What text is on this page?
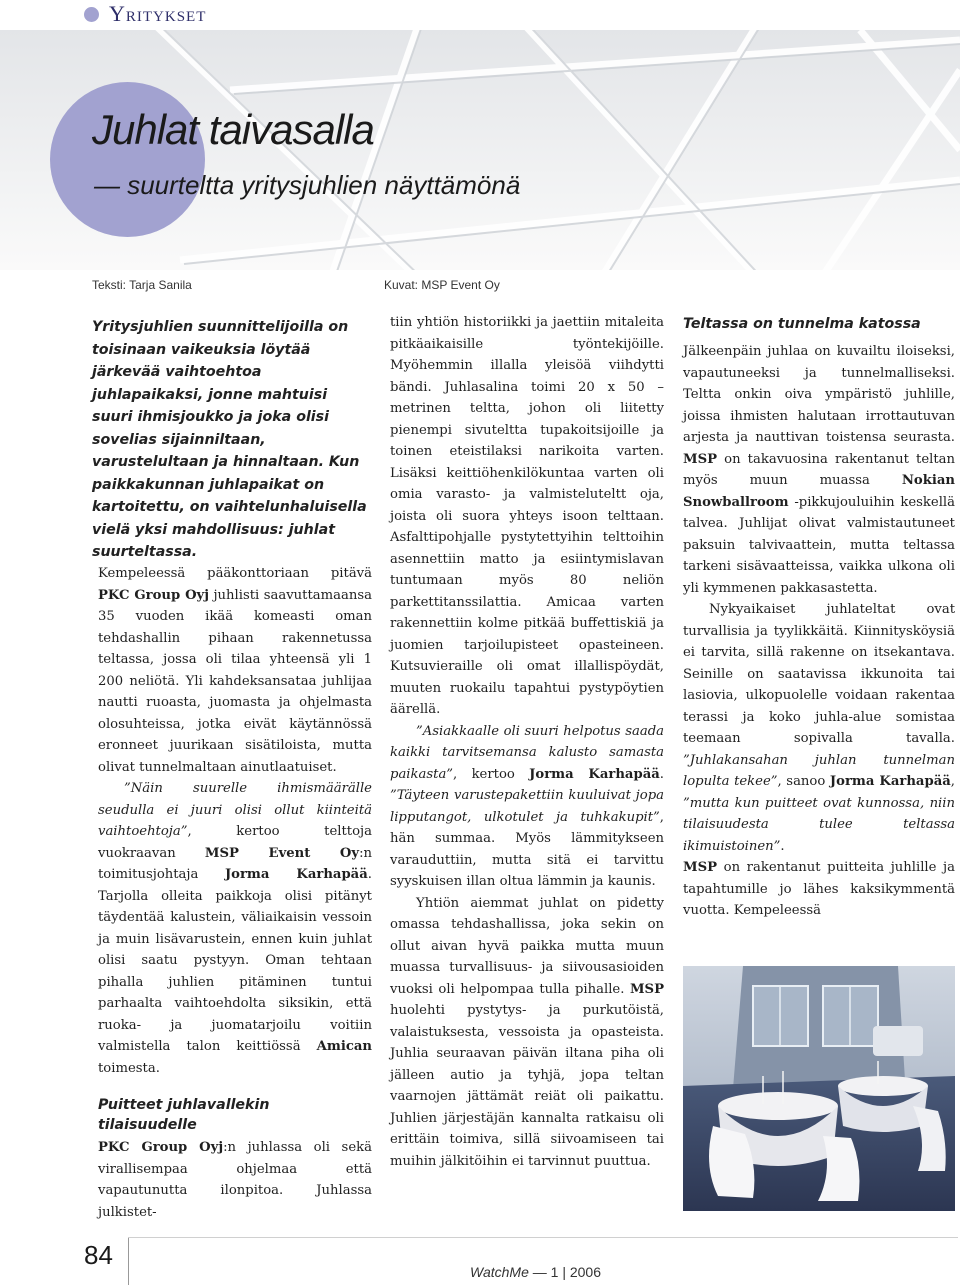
Yritykset
Juhlat taivasalla
— suurteltta yritysjuhlien näyttämönä
Teksti: Tarja Sanila	Kuvat: MSP Event Oy
Yritysjuhlien suunnittelijoilla on toisinaan vaikeuksia löytää järkevää vaihtoehtoa juhlapaikaksi, jonne mahtuisi suuri ihmisjoukko ja joka olisi sovelias sijainniltaan, varustelultaan ja hinnaltaan. Kun paikkakunnan juhlapaikat on kartoitettu, on vaihtelunhaluisella vielä yksi mahdollisuus: juhlat suurteltassa.

Kempeleessä pääkonttoriaan pitävä PKC Group Oyj juhlisti saavuttamaansa 35 vuoden ikää komeasti oman tehdashallin pihaan rakennetussa teltassa, jossa oli tilaa yhteensä yli 1 200 neliötä. Yli kahdeksansataa juhlijaa nautti ruoasta, juomasta ja ohjelmasta olosuhteissa, jotka eivät käytännössä eronneet juurikaan sisätiloista, mutta olivat tunnelmaltaan ainutlaatuiset.

”Näin suurelle ihmismäärälle seudulla ei juuri olisi ollut kiinteitä vaihtoehtoja”, kertoo telttoja vuokraavan MSP Event Oy:n toimitusjohtaja Jorma Karhapää. Tarjolla olleita paikkoja olisi pitänyt täydentää kalustein, väliaikaisin vessoin ja muin lisävarustein, ennen kuin juhlat olisi saatu pystyyn. Oman tehtaan pihalla juhlien pitäminen tuntui parhaalta vaihtoehdolta siksikin, että ruoka- ja juomatarjoilu voitiin valmistella talon keittiössä Amican toimesta.

Puitteet juhlavallekin tilaisuudelle

PKC Group Oyj:n juhlassa oli sekä virallisempaa ohjelmaa että vapautunutta ilonpitoa. Juhlassa julkistet-

tiin yhtiön historiikki ja jaettiin mitaleita pitkäaikaisille työntekijöille. Myöhemmin illalla yleisöä viihdytti bändi. Juhlasalina toimi 20 x 50 – metrinen teltta, johon oli liitetty pienempi sivuteltta tupakoitsijoille ja toinen eteistilaksi narikoita varten. Lisäksi keittiöhenkilökuntaa varten oli omia varasto- ja valmisteluteltt oja, joista oli suora yhteys isoon telttaan. Asfalttipohjalle pystytettyihin telttoihin asennettiin matto ja esiintymislavan tuntumaan myös 80 neliön parkettitanssilattia. Amicaa varten rakennettiin kolme pitkää buffettiskiä ja juomien tarjoilupisteet opasteineen. Kutsuvieraille oli omat illallispöydät, muuten ruokailu tapahtui pystypöytien äärellä.

”Asiakkaalle oli suuri helpotus saada kaikki tarvitsemansa kalusto samasta paikasta”, kertoo Jorma Karhapää. ”Täyteen varustepakettiin kuuluivat jopa lipputangot, ulkotulet ja tuhkakupit”, hän summaa. Myös lämmitykseen varauduttiin, mutta sitä ei tarvittu syyskuisen illan oltua lämmin ja kaunis.

Yhtiön aiemmat juhlat on pidetty omassa tehdashallissa, joka sekin on ollut aivan hyvä paikka mutta muun muassa turvallisuus- ja siivousasioiden vuoksi oli helpompaa tulla pihalle. MSP huolehti pystytys- ja purkutöistä, valaistuksesta, vessoista ja opasteista. Juhlia seuraavan päivän iltana piha oli jälleen autio ja tyhjä, jopa teltan vaarnojen jättämät reiät oli paikattu. Juhlien järjestäjän kannalta ratkaisu oli erittäin toimiva, sillä siivoamiseen tai muihin jälkitöihin ei tarvinnut puuttua.

Teltassa on tunnelma katossa

Jälkeenpäin juhlaa on kuvailtu iloiseksi, vapautuneeksi ja tunnelmalliseksi. Teltta onkin oiva ympäristö juhlille, joissa ihmisten halutaan irrottautuvan arjesta ja nauttivan toistensa seurasta. MSP on takavuosina rakentanut teltan myös muun muassa Nokian Snowballroom -pikkujouluihin keskellä talvea. Juhlijat olivat valmistautuneet paksuin talvivaattein, mutta teltassa tarkeni sisävaatteissa, vaikka ulkona oli yli kymmenen pakkasastetta.

Nykyaikaiset juhlateltat ovat turvallisia ja tyylikkäitä. Kiinnitysköysiä ei tarvita, sillä rakenne on itsekantava. Seinille on saatavissa ikkunoita tai lasiovia, ulkopuolelle voidaan rakentaa terassi ja koko juhla-alue somistaa teemaan sopivalla tavalla. ”Juhlakansahan juhlan tunnelman lopulta tekee”, sanoo Jorma Karhapää, ”mutta kun puitteet ovat kunnossa, niin tilaisuudesta tulee teltassa ikimuistoinen”.

MSP on rakentanut puitteita juhlille ja tapahtumille jo lähes kaksikymmentä vuotta. Kempeleessä

84
WatchMe — 1 | 2006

────────────────

Extract all lines of the records above that include "kertoo".

”Näin suurelle ihmismäärälle seudulla ei juuri olisi ollut kiinteitä vaihtoehtoja”, kertoo telttoja vuokraavan MSP Event Oy:n toimitusjohtaja Jorma Karhapää. Tarjolla olleita paikkoja olisi pitänyt täydentää kalustein, väliaikaisin vessoin ja muin lisävarustein, ennen kuin juhlat olisi saatu pystyyn. Oman tehtaan pihalla juhlien pitäminen tuntui parhaalta vaihtoehdolta siksikin, että ruoka- ja juomatarjoilu voitiin valmistella talon keittiössä Amican toimesta.
”Asiakkaalle oli suuri helpotus saada kaikki tarvitsemansa kalusto samasta paikasta”, kertoo Jorma Karhapää. ”Täyteen varustepakettiin kuuluivat jopa lipputangot, ulkotulet ja tuhkakupit”, hän summaa. Myös lämmitykseen varauduttiin, mutta sitä ei tarvittu syyskuisen illan oltua lämmin ja kaunis.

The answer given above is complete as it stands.